> _RECORDS_
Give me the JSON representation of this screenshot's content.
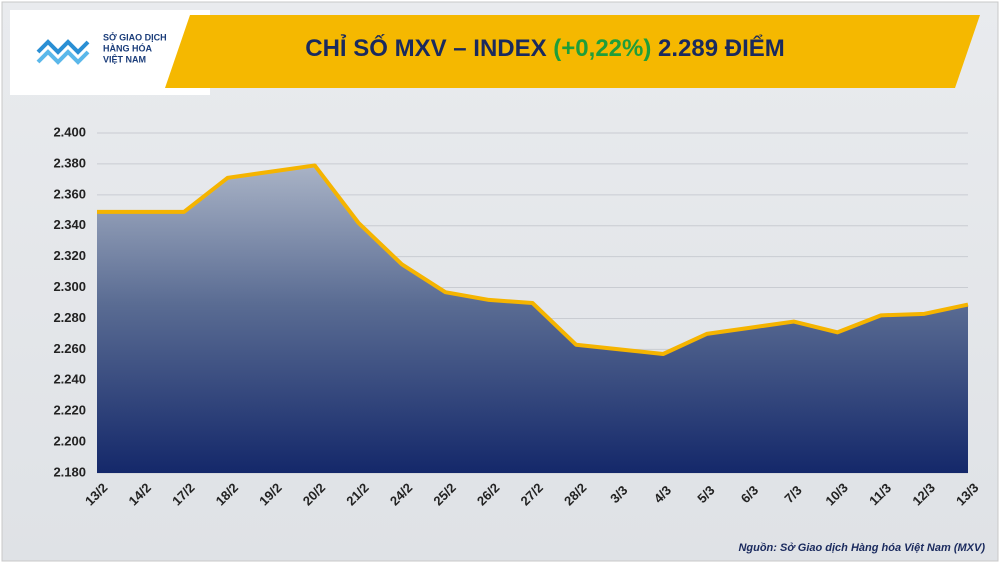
{
  "logo": {
    "lines": [
      "SỞ GIAO DỊCH",
      "HÀNG HÓA",
      "VIỆT NAM"
    ]
  },
  "chart_data": {
    "type": "area",
    "title": "CHỈ SỐ MXV – INDEX",
    "title_change": "(+0,22%)",
    "title_value": "2.289 ĐIỂM",
    "categories": [
      "13/2",
      "14/2",
      "17/2",
      "18/2",
      "19/2",
      "20/2",
      "21/2",
      "24/2",
      "25/2",
      "26/2",
      "27/2",
      "28/2",
      "3/3",
      "4/3",
      "5/3",
      "6/3",
      "7/3",
      "10/3",
      "11/3",
      "12/3",
      "13/3"
    ],
    "values": [
      2349,
      2349,
      2349,
      2371,
      2375,
      2379,
      2342,
      2315,
      2297,
      2292,
      2290,
      2263,
      2260,
      2257,
      2270,
      2274,
      2278,
      2271,
      2282,
      2283,
      2289
    ],
    "color": "#f5b400",
    "ylim": [
      2180,
      2400
    ],
    "yticks": [
      {
        "value": 2180,
        "label": "2.180"
      },
      {
        "value": 2200,
        "label": "2.200"
      },
      {
        "value": 2220,
        "label": "2.220"
      },
      {
        "value": 2240,
        "label": "2.240"
      },
      {
        "value": 2260,
        "label": "2.260"
      },
      {
        "value": 2280,
        "label": "2.280"
      },
      {
        "value": 2300,
        "label": "2.300"
      },
      {
        "value": 2320,
        "label": "2.320"
      },
      {
        "value": 2340,
        "label": "2.340"
      },
      {
        "value": 2360,
        "label": "2.360"
      },
      {
        "value": 2380,
        "label": "2.380"
      },
      {
        "value": 2400,
        "label": "2.400"
      }
    ],
    "grid": true,
    "source": "Nguồn: Sở Giao dịch Hàng hóa Việt Nam (MXV)"
  }
}
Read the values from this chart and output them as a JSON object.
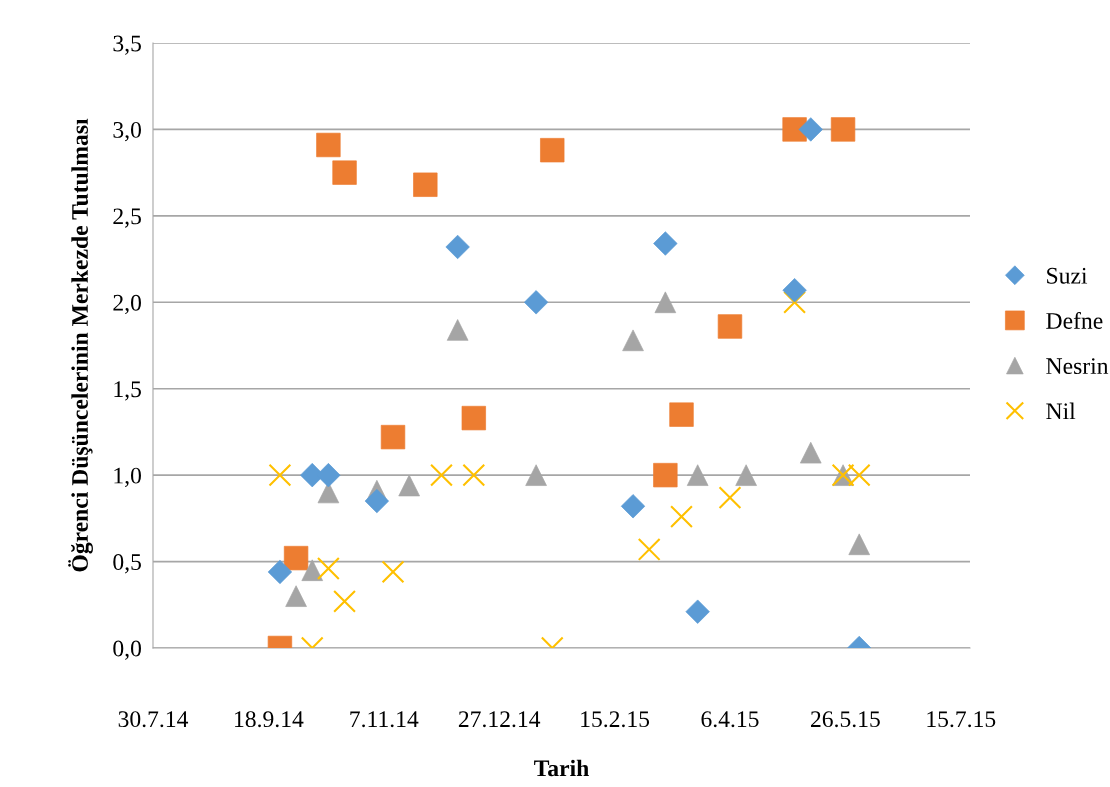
{
  "chart_data": {
    "type": "scatter",
    "xlabel": "Tarih",
    "ylabel": "Öğrenci Düşüncelerinin Merkezde Tutulması",
    "xlim": [
      "2014-07-30",
      "2015-07-19"
    ],
    "xticks": [
      {
        "value": "2014-07-30",
        "label": "30.7.14"
      },
      {
        "value": "2014-09-18",
        "label": "18.9.14"
      },
      {
        "value": "2014-11-07",
        "label": "7.11.14"
      },
      {
        "value": "2014-12-27",
        "label": "27.12.14"
      },
      {
        "value": "2015-02-15",
        "label": "15.2.15"
      },
      {
        "value": "2015-04-06",
        "label": "6.4.15"
      },
      {
        "value": "2015-05-26",
        "label": "26.5.15"
      },
      {
        "value": "2015-07-15",
        "label": "15.7.15"
      }
    ],
    "ylim": [
      0,
      3.5
    ],
    "yticks": [
      {
        "value": 0,
        "label": "0,0"
      },
      {
        "value": 0.5,
        "label": "0,5"
      },
      {
        "value": 1.0,
        "label": "1,0"
      },
      {
        "value": 1.5,
        "label": "1,5"
      },
      {
        "value": 2.0,
        "label": "2,0"
      },
      {
        "value": 2.5,
        "label": "2,5"
      },
      {
        "value": 3.0,
        "label": "3,0"
      },
      {
        "value": 3.5,
        "label": "3,5"
      }
    ],
    "grid": "y",
    "legend": "right",
    "series": [
      {
        "name": "Suzi",
        "color": "#5b9bd5",
        "marker": "diamond",
        "x": [
          "2014-09-23",
          "2014-10-07",
          "2014-10-14",
          "2014-11-04",
          "2014-12-09",
          "2015-01-12",
          "2015-02-23",
          "2015-03-09",
          "2015-03-23",
          "2015-05-04",
          "2015-05-11",
          "2015-06-01"
        ],
        "values": [
          0.44,
          1.0,
          1.0,
          0.85,
          2.32,
          2.0,
          0.82,
          2.34,
          0.21,
          2.07,
          3.0,
          0.0
        ]
      },
      {
        "name": "Defne",
        "color": "#ed7d31",
        "marker": "square",
        "x": [
          "2014-09-23",
          "2014-09-30",
          "2014-10-14",
          "2014-10-21",
          "2014-11-11",
          "2014-11-25",
          "2014-12-16",
          "2015-01-19",
          "2015-03-09",
          "2015-03-16",
          "2015-04-06",
          "2015-05-04",
          "2015-05-25"
        ],
        "values": [
          0.0,
          0.52,
          2.91,
          2.75,
          1.22,
          2.68,
          1.33,
          2.88,
          1.0,
          1.35,
          1.86,
          3.0,
          3.0
        ]
      },
      {
        "name": "Nesrin",
        "color": "#a5a5a5",
        "marker": "triangle",
        "x": [
          "2014-09-30",
          "2014-10-07",
          "2014-10-14",
          "2014-11-04",
          "2014-11-18",
          "2014-12-09",
          "2015-01-12",
          "2015-02-23",
          "2015-03-09",
          "2015-03-23",
          "2015-04-13",
          "2015-05-11",
          "2015-05-25",
          "2015-06-01"
        ],
        "values": [
          0.3,
          0.45,
          0.9,
          0.91,
          0.94,
          1.84,
          1.0,
          1.78,
          2.0,
          1.0,
          1.0,
          1.13,
          1.0,
          0.6
        ]
      },
      {
        "name": "Nil",
        "color": "#ffc000",
        "marker": "cross",
        "x": [
          "2014-09-23",
          "2014-10-07",
          "2014-10-14",
          "2014-10-21",
          "2014-11-11",
          "2014-12-02",
          "2014-12-16",
          "2015-01-19",
          "2015-03-02",
          "2015-03-16",
          "2015-04-06",
          "2015-05-04",
          "2015-05-25",
          "2015-06-01"
        ],
        "values": [
          1.0,
          0.0,
          0.46,
          0.27,
          0.44,
          1.0,
          1.0,
          0.0,
          0.57,
          0.76,
          0.87,
          2.0,
          1.0,
          1.0
        ]
      }
    ]
  }
}
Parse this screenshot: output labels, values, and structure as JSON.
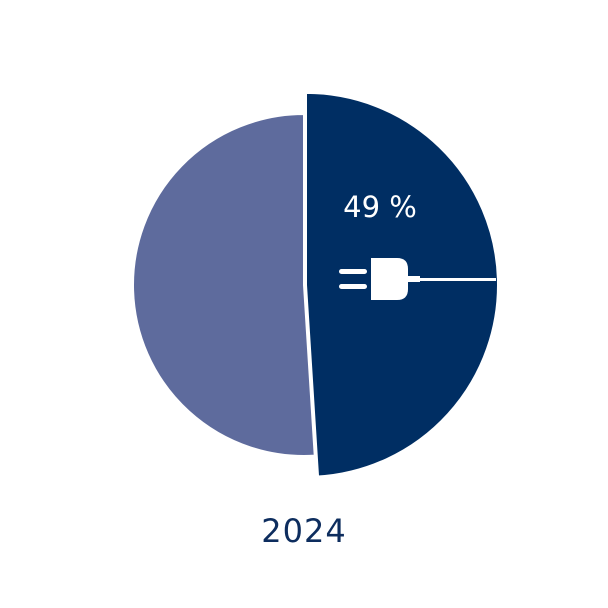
{
  "chart_data": {
    "type": "pie",
    "title": "",
    "categories": [
      "2024"
    ],
    "slices": [
      {
        "name": "",
        "value": 49,
        "label": "49 %",
        "color": "#002e63",
        "exploded": true,
        "icon": "electric-plug-icon"
      },
      {
        "name": "",
        "value": 51,
        "label": "",
        "color": "#5e6b9d",
        "exploded": false
      }
    ],
    "start_angle_deg": 0,
    "direction": "clockwise",
    "legend": "none",
    "year_label": "2024"
  }
}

> _EXERCISE_
Keep the pictures out of the copy and return the rest of the data above exactly.

> _EXPECTED OUTPUT_
Give me the JSON representation of this screenshot's content.
{
  "logo": {
    "lines": [
      "SỞ GIAO DỊCH",
      "HÀNG HÓA",
      "VIỆT NAM"
    ]
  },
  "chart_data": {
    "type": "area",
    "title": "CHỈ SỐ MXV – INDEX",
    "title_change": "(+0,22%)",
    "title_value": "2.289 ĐIỂM",
    "categories": [
      "13/2",
      "14/2",
      "17/2",
      "18/2",
      "19/2",
      "20/2",
      "21/2",
      "24/2",
      "25/2",
      "26/2",
      "27/2",
      "28/2",
      "3/3",
      "4/3",
      "5/3",
      "6/3",
      "7/3",
      "10/3",
      "11/3",
      "12/3",
      "13/3"
    ],
    "values": [
      2349,
      2349,
      2349,
      2371,
      2375,
      2379,
      2342,
      2315,
      2297,
      2292,
      2290,
      2263,
      2260,
      2257,
      2270,
      2274,
      2278,
      2271,
      2282,
      2283,
      2289
    ],
    "color": "#f5b400",
    "ylim": [
      2180,
      2400
    ],
    "yticks": [
      {
        "value": 2180,
        "label": "2.180"
      },
      {
        "value": 2200,
        "label": "2.200"
      },
      {
        "value": 2220,
        "label": "2.220"
      },
      {
        "value": 2240,
        "label": "2.240"
      },
      {
        "value": 2260,
        "label": "2.260"
      },
      {
        "value": 2280,
        "label": "2.280"
      },
      {
        "value": 2300,
        "label": "2.300"
      },
      {
        "value": 2320,
        "label": "2.320"
      },
      {
        "value": 2340,
        "label": "2.340"
      },
      {
        "value": 2360,
        "label": "2.360"
      },
      {
        "value": 2380,
        "label": "2.380"
      },
      {
        "value": 2400,
        "label": "2.400"
      }
    ],
    "grid": true,
    "source": "Nguồn: Sở Giao dịch Hàng hóa Việt Nam (MXV)"
  }
}
Read the values from this chart and output them as a JSON object.
{
  "chart_data": {
    "type": "scatter",
    "xlabel": "Tarih",
    "ylabel": "Öğrenci Düşüncelerinin Merkezde Tutulması",
    "xlim": [
      "2014-07-30",
      "2015-07-19"
    ],
    "xticks": [
      {
        "value": "2014-07-30",
        "label": "30.7.14"
      },
      {
        "value": "2014-09-18",
        "label": "18.9.14"
      },
      {
        "value": "2014-11-07",
        "label": "7.11.14"
      },
      {
        "value": "2014-12-27",
        "label": "27.12.14"
      },
      {
        "value": "2015-02-15",
        "label": "15.2.15"
      },
      {
        "value": "2015-04-06",
        "label": "6.4.15"
      },
      {
        "value": "2015-05-26",
        "label": "26.5.15"
      },
      {
        "value": "2015-07-15",
        "label": "15.7.15"
      }
    ],
    "ylim": [
      0,
      3.5
    ],
    "yticks": [
      {
        "value": 0,
        "label": "0,0"
      },
      {
        "value": 0.5,
        "label": "0,5"
      },
      {
        "value": 1.0,
        "label": "1,0"
      },
      {
        "value": 1.5,
        "label": "1,5"
      },
      {
        "value": 2.0,
        "label": "2,0"
      },
      {
        "value": 2.5,
        "label": "2,5"
      },
      {
        "value": 3.0,
        "label": "3,0"
      },
      {
        "value": 3.5,
        "label": "3,5"
      }
    ],
    "grid": "y",
    "legend": "right",
    "series": [
      {
        "name": "Suzi",
        "color": "#5b9bd5",
        "marker": "diamond",
        "x": [
          "2014-09-23",
          "2014-10-07",
          "2014-10-14",
          "2014-11-04",
          "2014-12-09",
          "2015-01-12",
          "2015-02-23",
          "2015-03-09",
          "2015-03-23",
          "2015-05-04",
          "2015-05-11",
          "2015-06-01"
        ],
        "values": [
          0.44,
          1.0,
          1.0,
          0.85,
          2.32,
          2.0,
          0.82,
          2.34,
          0.21,
          2.07,
          3.0,
          0.0
        ]
      },
      {
        "name": "Defne",
        "color": "#ed7d31",
        "marker": "square",
        "x": [
          "2014-09-23",
          "2014-09-30",
          "2014-10-14",
          "2014-10-21",
          "2014-11-11",
          "2014-11-25",
          "2014-12-16",
          "2015-01-19",
          "2015-03-09",
          "2015-03-16",
          "2015-04-06",
          "2015-05-04",
          "2015-05-25"
        ],
        "values": [
          0.0,
          0.52,
          2.91,
          2.75,
          1.22,
          2.68,
          1.33,
          2.88,
          1.0,
          1.35,
          1.86,
          3.0,
          3.0
        ]
      },
      {
        "name": "Nesrin",
        "color": "#a5a5a5",
        "marker": "triangle",
        "x": [
          "2014-09-30",
          "2014-10-07",
          "2014-10-14",
          "2014-11-04",
          "2014-11-18",
          "2014-12-09",
          "2015-01-12",
          "2015-02-23",
          "2015-03-09",
          "2015-03-23",
          "2015-04-13",
          "2015-05-11",
          "2015-05-25",
          "2015-06-01"
        ],
        "values": [
          0.3,
          0.45,
          0.9,
          0.91,
          0.94,
          1.84,
          1.0,
          1.78,
          2.0,
          1.0,
          1.0,
          1.13,
          1.0,
          0.6
        ]
      },
      {
        "name": "Nil",
        "color": "#ffc000",
        "marker": "cross",
        "x": [
          "2014-09-23",
          "2014-10-07",
          "2014-10-14",
          "2014-10-21",
          "2014-11-11",
          "2014-12-02",
          "2014-12-16",
          "2015-01-19",
          "2015-03-02",
          "2015-03-16",
          "2015-04-06",
          "2015-05-04",
          "2015-05-25",
          "2015-06-01"
        ],
        "values": [
          1.0,
          0.0,
          0.46,
          0.27,
          0.44,
          1.0,
          1.0,
          0.0,
          0.57,
          0.76,
          0.87,
          2.0,
          1.0,
          1.0
        ]
      }
    ]
  }
}
Parse this screenshot: output labels, values, and structure as JSON.
{
  "chart_data": {
    "type": "pie",
    "title": "",
    "categories": [
      "2024"
    ],
    "slices": [
      {
        "name": "",
        "value": 49,
        "label": "49 %",
        "color": "#002e63",
        "exploded": true,
        "icon": "electric-plug-icon"
      },
      {
        "name": "",
        "value": 51,
        "label": "",
        "color": "#5e6b9d",
        "exploded": false
      }
    ],
    "start_angle_deg": 0,
    "direction": "clockwise",
    "legend": "none",
    "year_label": "2024"
  }
}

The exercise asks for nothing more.